Data extracted from a collection
▬▬▬▬▬▬▬▬▬▬

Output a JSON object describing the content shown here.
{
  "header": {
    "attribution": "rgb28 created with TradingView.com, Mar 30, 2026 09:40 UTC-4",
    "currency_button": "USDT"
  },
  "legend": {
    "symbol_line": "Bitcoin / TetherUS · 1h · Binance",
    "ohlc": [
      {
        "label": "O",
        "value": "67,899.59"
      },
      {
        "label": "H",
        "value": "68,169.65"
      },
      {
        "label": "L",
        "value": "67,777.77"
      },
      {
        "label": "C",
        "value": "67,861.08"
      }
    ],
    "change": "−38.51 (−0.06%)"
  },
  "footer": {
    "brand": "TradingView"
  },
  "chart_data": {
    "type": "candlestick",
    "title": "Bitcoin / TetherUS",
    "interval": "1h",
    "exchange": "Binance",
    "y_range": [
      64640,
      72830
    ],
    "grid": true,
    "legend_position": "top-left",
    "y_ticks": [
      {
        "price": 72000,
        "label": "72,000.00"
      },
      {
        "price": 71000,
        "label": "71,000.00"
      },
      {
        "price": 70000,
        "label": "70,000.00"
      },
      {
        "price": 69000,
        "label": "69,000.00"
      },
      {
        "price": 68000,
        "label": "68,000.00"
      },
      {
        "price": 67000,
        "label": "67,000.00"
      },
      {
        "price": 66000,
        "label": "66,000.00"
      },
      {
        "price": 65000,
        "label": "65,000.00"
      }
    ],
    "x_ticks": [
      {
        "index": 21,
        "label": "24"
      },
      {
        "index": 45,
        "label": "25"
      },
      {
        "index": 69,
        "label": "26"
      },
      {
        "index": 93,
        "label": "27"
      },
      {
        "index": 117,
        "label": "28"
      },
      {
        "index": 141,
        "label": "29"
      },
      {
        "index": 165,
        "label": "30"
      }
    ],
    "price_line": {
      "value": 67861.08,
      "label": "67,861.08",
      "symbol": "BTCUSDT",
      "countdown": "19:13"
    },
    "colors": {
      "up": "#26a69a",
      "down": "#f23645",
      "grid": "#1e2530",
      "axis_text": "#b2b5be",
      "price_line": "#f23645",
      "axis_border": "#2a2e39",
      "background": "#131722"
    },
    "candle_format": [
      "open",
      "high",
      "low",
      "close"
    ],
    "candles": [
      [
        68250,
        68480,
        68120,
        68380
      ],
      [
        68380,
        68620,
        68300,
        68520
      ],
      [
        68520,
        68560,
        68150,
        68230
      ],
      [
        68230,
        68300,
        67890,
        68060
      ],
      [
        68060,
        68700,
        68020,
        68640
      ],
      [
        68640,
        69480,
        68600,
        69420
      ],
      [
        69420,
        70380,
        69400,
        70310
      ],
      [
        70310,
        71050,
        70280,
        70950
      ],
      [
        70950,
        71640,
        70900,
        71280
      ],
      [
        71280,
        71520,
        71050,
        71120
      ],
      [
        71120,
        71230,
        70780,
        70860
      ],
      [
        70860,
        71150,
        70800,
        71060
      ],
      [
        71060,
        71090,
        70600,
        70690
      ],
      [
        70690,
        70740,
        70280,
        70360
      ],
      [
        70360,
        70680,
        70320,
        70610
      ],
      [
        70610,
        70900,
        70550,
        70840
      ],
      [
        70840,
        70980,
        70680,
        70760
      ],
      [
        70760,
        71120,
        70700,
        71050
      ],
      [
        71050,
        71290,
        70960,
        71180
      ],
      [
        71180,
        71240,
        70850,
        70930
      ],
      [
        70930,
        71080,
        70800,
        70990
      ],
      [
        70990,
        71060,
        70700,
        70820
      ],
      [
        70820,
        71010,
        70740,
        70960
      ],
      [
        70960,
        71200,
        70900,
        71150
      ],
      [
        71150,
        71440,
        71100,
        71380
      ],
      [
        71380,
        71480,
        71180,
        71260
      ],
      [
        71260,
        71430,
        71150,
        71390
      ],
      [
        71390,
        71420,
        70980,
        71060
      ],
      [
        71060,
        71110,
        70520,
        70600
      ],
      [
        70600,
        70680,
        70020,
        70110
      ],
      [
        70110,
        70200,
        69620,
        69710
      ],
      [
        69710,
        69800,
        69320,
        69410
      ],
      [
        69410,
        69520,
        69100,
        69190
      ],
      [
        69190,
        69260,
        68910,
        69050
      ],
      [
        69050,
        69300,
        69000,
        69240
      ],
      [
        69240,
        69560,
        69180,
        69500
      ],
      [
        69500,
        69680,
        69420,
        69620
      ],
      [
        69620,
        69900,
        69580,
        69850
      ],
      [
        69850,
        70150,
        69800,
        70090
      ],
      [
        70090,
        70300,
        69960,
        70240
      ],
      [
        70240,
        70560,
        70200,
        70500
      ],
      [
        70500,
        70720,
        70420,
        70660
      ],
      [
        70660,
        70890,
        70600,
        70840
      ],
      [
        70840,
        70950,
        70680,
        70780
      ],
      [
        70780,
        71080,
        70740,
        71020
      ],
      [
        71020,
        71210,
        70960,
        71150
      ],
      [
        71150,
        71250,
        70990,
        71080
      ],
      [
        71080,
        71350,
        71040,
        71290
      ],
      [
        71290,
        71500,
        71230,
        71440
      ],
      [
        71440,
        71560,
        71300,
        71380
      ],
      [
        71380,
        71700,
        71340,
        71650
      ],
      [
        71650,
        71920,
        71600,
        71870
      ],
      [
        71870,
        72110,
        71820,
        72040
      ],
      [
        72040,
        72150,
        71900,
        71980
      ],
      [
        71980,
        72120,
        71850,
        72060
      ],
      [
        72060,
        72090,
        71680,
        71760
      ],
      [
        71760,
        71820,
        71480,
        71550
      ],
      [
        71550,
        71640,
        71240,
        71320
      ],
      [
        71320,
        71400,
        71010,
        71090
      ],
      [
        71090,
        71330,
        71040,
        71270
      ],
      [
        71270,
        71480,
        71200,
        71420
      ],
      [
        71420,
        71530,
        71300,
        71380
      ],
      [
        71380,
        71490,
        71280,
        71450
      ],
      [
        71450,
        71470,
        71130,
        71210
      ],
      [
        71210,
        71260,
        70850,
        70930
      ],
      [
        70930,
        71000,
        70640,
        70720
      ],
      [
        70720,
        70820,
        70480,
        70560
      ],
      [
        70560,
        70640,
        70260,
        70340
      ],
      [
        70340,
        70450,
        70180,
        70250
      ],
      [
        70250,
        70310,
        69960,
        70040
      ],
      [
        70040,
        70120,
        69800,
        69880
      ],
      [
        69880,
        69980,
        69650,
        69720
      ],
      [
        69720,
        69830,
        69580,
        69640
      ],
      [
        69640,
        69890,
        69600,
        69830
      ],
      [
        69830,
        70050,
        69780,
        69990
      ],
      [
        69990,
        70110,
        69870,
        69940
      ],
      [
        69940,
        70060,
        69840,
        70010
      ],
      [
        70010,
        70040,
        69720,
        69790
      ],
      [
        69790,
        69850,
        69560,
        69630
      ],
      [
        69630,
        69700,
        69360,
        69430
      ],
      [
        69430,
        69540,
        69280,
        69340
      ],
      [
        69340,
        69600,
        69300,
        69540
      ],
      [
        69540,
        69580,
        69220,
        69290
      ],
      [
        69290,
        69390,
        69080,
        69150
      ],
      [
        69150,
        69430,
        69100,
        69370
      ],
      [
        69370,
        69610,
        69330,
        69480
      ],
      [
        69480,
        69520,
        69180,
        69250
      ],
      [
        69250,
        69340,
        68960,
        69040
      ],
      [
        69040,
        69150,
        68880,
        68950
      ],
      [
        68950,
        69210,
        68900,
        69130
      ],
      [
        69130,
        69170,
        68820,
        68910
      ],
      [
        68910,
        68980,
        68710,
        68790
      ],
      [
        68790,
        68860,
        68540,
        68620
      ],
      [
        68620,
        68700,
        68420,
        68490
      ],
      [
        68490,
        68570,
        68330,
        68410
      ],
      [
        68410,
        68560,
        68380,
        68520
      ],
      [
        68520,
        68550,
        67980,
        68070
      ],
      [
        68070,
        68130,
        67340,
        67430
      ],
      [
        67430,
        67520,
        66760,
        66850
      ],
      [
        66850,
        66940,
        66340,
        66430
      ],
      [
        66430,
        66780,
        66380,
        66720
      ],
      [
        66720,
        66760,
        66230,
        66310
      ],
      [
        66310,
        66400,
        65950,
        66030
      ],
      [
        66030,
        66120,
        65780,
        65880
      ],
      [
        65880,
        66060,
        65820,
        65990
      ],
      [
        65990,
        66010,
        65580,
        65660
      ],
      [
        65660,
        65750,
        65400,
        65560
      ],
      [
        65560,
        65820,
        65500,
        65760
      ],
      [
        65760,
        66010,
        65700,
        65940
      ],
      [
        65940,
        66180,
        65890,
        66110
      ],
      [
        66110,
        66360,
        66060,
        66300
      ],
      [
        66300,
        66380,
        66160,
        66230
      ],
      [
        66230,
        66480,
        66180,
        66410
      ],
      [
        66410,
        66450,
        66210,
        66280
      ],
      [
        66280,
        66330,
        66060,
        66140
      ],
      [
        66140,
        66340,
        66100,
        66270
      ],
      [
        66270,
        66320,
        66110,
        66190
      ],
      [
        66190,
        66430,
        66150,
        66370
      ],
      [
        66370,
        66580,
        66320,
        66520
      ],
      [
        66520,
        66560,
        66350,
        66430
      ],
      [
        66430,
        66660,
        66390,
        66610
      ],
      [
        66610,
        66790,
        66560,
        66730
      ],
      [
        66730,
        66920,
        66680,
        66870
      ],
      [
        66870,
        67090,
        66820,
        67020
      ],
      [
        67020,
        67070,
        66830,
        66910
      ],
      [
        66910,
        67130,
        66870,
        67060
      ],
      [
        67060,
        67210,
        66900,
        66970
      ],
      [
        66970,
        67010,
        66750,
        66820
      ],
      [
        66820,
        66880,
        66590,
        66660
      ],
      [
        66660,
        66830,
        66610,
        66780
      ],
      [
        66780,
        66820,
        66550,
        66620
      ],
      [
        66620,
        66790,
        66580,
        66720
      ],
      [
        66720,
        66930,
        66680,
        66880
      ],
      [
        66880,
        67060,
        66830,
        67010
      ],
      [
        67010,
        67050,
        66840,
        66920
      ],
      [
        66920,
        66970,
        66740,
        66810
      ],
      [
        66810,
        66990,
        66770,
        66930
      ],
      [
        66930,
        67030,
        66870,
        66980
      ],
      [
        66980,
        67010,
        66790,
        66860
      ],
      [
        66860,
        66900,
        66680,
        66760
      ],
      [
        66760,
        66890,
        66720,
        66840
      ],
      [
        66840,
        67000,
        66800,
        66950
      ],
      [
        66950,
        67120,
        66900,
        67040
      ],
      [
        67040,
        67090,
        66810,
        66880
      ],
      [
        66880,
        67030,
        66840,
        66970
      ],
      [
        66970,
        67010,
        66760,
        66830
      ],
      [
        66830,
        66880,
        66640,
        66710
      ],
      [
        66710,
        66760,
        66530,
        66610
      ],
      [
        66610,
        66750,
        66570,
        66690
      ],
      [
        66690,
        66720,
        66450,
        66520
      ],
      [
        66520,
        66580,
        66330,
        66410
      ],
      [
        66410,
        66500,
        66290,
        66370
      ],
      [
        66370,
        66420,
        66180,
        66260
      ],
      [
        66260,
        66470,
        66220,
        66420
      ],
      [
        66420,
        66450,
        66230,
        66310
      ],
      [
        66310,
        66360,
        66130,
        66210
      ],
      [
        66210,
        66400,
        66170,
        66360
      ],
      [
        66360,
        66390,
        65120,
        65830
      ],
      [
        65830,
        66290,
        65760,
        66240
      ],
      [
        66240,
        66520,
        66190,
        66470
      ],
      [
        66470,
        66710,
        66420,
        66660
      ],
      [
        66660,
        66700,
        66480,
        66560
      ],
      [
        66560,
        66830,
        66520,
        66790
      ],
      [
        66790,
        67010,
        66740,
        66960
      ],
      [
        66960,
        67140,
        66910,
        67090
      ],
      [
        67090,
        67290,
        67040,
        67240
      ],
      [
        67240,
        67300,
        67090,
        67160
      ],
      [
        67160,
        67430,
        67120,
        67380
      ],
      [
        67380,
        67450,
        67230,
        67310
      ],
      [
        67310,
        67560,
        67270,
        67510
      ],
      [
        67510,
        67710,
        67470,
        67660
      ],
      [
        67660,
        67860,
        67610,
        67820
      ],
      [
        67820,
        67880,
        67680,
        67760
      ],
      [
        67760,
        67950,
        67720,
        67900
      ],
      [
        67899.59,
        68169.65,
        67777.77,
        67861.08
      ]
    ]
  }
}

▬▬▬▬▬▬▬▬▬▬

▶ _Request_
Report how many lines contain "index". Give nothing but the number.

▶ _Solution for this task_
7